Problem description = Return all entries precisely as they stand, without the images.

--

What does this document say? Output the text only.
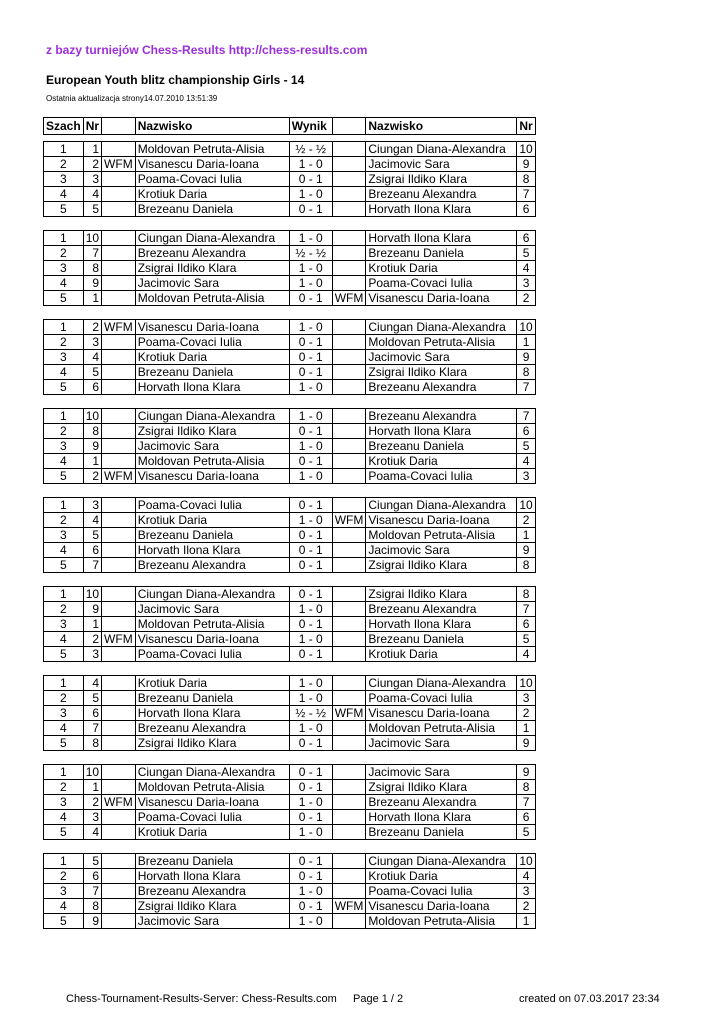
z bazy turniejów Chess-Results http://chess-results.com
European Youth blitz championship Girls - 14
Ostatnia aktualizacja strony14.07.2010 13:51:39
Szach	Nr		Nazwisko	Wynik		Nazwisko	Nr

1	1		Moldovan Petruta-Alisia	½ - ½		Ciungan Diana-Alexandra	10
2	2	WFM	Visanescu Daria-Ioana	1 - 0		Jacimovic Sara	9
3	3		Poama-Covaci Iulia	0 - 1		Zsigrai Ildiko Klara	8
4	4		Krotiuk Daria	1 - 0		Brezeanu Alexandra	7
5	5		Brezeanu Daniela	0 - 1		Horvath Ilona Klara	6

1	10		Ciungan Diana-Alexandra	1 - 0		Horvath Ilona Klara	6
2	7		Brezeanu Alexandra	½ - ½		Brezeanu Daniela	5
3	8		Zsigrai Ildiko Klara	1 - 0		Krotiuk Daria	4
4	9		Jacimovic Sara	1 - 0		Poama-Covaci Iulia	3
5	1		Moldovan Petruta-Alisia	0 - 1	WFM	Visanescu Daria-Ioana	2

1	2	WFM	Visanescu Daria-Ioana	1 - 0		Ciungan Diana-Alexandra	10
2	3		Poama-Covaci Iulia	0 - 1		Moldovan Petruta-Alisia	1
3	4		Krotiuk Daria	0 - 1		Jacimovic Sara	9
4	5		Brezeanu Daniela	0 - 1		Zsigrai Ildiko Klara	8
5	6		Horvath Ilona Klara	1 - 0		Brezeanu Alexandra	7

1	10		Ciungan Diana-Alexandra	1 - 0		Brezeanu Alexandra	7
2	8		Zsigrai Ildiko Klara	0 - 1		Horvath Ilona Klara	6
3	9		Jacimovic Sara	1 - 0		Brezeanu Daniela	5
4	1		Moldovan Petruta-Alisia	0 - 1		Krotiuk Daria	4
5	2	WFM	Visanescu Daria-Ioana	1 - 0		Poama-Covaci Iulia	3

1	3		Poama-Covaci Iulia	0 - 1		Ciungan Diana-Alexandra	10
2	4		Krotiuk Daria	1 - 0	WFM	Visanescu Daria-Ioana	2
3	5		Brezeanu Daniela	0 - 1		Moldovan Petruta-Alisia	1
4	6		Horvath Ilona Klara	0 - 1		Jacimovic Sara	9
5	7		Brezeanu Alexandra	0 - 1		Zsigrai Ildiko Klara	8

1	10		Ciungan Diana-Alexandra	0 - 1		Zsigrai Ildiko Klara	8
2	9		Jacimovic Sara	1 - 0		Brezeanu Alexandra	7
3	1		Moldovan Petruta-Alisia	0 - 1		Horvath Ilona Klara	6
4	2	WFM	Visanescu Daria-Ioana	1 - 0		Brezeanu Daniela	5
5	3		Poama-Covaci Iulia	0 - 1		Krotiuk Daria	4

1	4		Krotiuk Daria	1 - 0		Ciungan Diana-Alexandra	10
2	5		Brezeanu Daniela	1 - 0		Poama-Covaci Iulia	3
3	6		Horvath Ilona Klara	½ - ½	WFM	Visanescu Daria-Ioana	2
4	7		Brezeanu Alexandra	1 - 0		Moldovan Petruta-Alisia	1
5	8		Zsigrai Ildiko Klara	0 - 1		Jacimovic Sara	9

1	10		Ciungan Diana-Alexandra	0 - 1		Jacimovic Sara	9
2	1		Moldovan Petruta-Alisia	0 - 1		Zsigrai Ildiko Klara	8
3	2	WFM	Visanescu Daria-Ioana	1 - 0		Brezeanu Alexandra	7
4	3		Poama-Covaci Iulia	0 - 1		Horvath Ilona Klara	6
5	4		Krotiuk Daria	1 - 0		Brezeanu Daniela	5

1	5		Brezeanu Daniela	0 - 1		Ciungan Diana-Alexandra	10
2	6		Horvath Ilona Klara	0 - 1		Krotiuk Daria	4
3	7		Brezeanu Alexandra	1 - 0		Poama-Covaci Iulia	3
4	8		Zsigrai Ildiko Klara	0 - 1	WFM	Visanescu Daria-Ioana	2
5	9		Jacimovic Sara	1 - 0		Moldovan Petruta-Alisia	1
Chess-Tournament-Results-Server: Chess-Results.com Page 1 / 2	created on 07.03.2017 23:34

--

Result for this exercise =
What does this document say? Output the text only.
z bazy turniejów Chess-Results http://chess-results.com
European Youth blitz championship Girls - 14
Ostatnia aktualizacja strony14.07.2010 13:51:39
Szach	Nr		Nazwisko	Wynik		Nazwisko	Nr

1	1		Moldovan Petruta-Alisia	½ - ½		Ciungan Diana-Alexandra	10
2	2	WFM	Visanescu Daria-Ioana	1 - 0		Jacimovic Sara	9
3	3		Poama-Covaci Iulia	0 - 1		Zsigrai Ildiko Klara	8
4	4		Krotiuk Daria	1 - 0		Brezeanu Alexandra	7
5	5		Brezeanu Daniela	0 - 1		Horvath Ilona Klara	6

1	10		Ciungan Diana-Alexandra	1 - 0		Horvath Ilona Klara	6
2	7		Brezeanu Alexandra	½ - ½		Brezeanu Daniela	5
3	8		Zsigrai Ildiko Klara	1 - 0		Krotiuk Daria	4
4	9		Jacimovic Sara	1 - 0		Poama-Covaci Iulia	3
5	1		Moldovan Petruta-Alisia	0 - 1	WFM	Visanescu Daria-Ioana	2

1	2	WFM	Visanescu Daria-Ioana	1 - 0		Ciungan Diana-Alexandra	10
2	3		Poama-Covaci Iulia	0 - 1		Moldovan Petruta-Alisia	1
3	4		Krotiuk Daria	0 - 1		Jacimovic Sara	9
4	5		Brezeanu Daniela	0 - 1		Zsigrai Ildiko Klara	8
5	6		Horvath Ilona Klara	1 - 0		Brezeanu Alexandra	7

1	10		Ciungan Diana-Alexandra	1 - 0		Brezeanu Alexandra	7
2	8		Zsigrai Ildiko Klara	0 - 1		Horvath Ilona Klara	6
3	9		Jacimovic Sara	1 - 0		Brezeanu Daniela	5
4	1		Moldovan Petruta-Alisia	0 - 1		Krotiuk Daria	4
5	2	WFM	Visanescu Daria-Ioana	1 - 0		Poama-Covaci Iulia	3

1	3		Poama-Covaci Iulia	0 - 1		Ciungan Diana-Alexandra	10
2	4		Krotiuk Daria	1 - 0	WFM	Visanescu Daria-Ioana	2
3	5		Brezeanu Daniela	0 - 1		Moldovan Petruta-Alisia	1
4	6		Horvath Ilona Klara	0 - 1		Jacimovic Sara	9
5	7		Brezeanu Alexandra	0 - 1		Zsigrai Ildiko Klara	8

1	10		Ciungan Diana-Alexandra	0 - 1		Zsigrai Ildiko Klara	8
2	9		Jacimovic Sara	1 - 0		Brezeanu Alexandra	7
3	1		Moldovan Petruta-Alisia	0 - 1		Horvath Ilona Klara	6
4	2	WFM	Visanescu Daria-Ioana	1 - 0		Brezeanu Daniela	5
5	3		Poama-Covaci Iulia	0 - 1		Krotiuk Daria	4

1	4		Krotiuk Daria	1 - 0		Ciungan Diana-Alexandra	10
2	5		Brezeanu Daniela	1 - 0		Poama-Covaci Iulia	3
3	6		Horvath Ilona Klara	½ - ½	WFM	Visanescu Daria-Ioana	2
4	7		Brezeanu Alexandra	1 - 0		Moldovan Petruta-Alisia	1
5	8		Zsigrai Ildiko Klara	0 - 1		Jacimovic Sara	9

1	10		Ciungan Diana-Alexandra	0 - 1		Jacimovic Sara	9
2	1		Moldovan Petruta-Alisia	0 - 1		Zsigrai Ildiko Klara	8
3	2	WFM	Visanescu Daria-Ioana	1 - 0		Brezeanu Alexandra	7
4	3		Poama-Covaci Iulia	0 - 1		Horvath Ilona Klara	6
5	4		Krotiuk Daria	1 - 0		Brezeanu Daniela	5

1	5		Brezeanu Daniela	0 - 1		Ciungan Diana-Alexandra	10
2	6		Horvath Ilona Klara	0 - 1		Krotiuk Daria	4
3	7		Brezeanu Alexandra	1 - 0		Poama-Covaci Iulia	3
4	8		Zsigrai Ildiko Klara	0 - 1	WFM	Visanescu Daria-Ioana	2
5	9		Jacimovic Sara	1 - 0		Moldovan Petruta-Alisia	1
Chess-Tournament-Results-Server: Chess-Results.com Page 1 / 2	created on 07.03.2017 23:34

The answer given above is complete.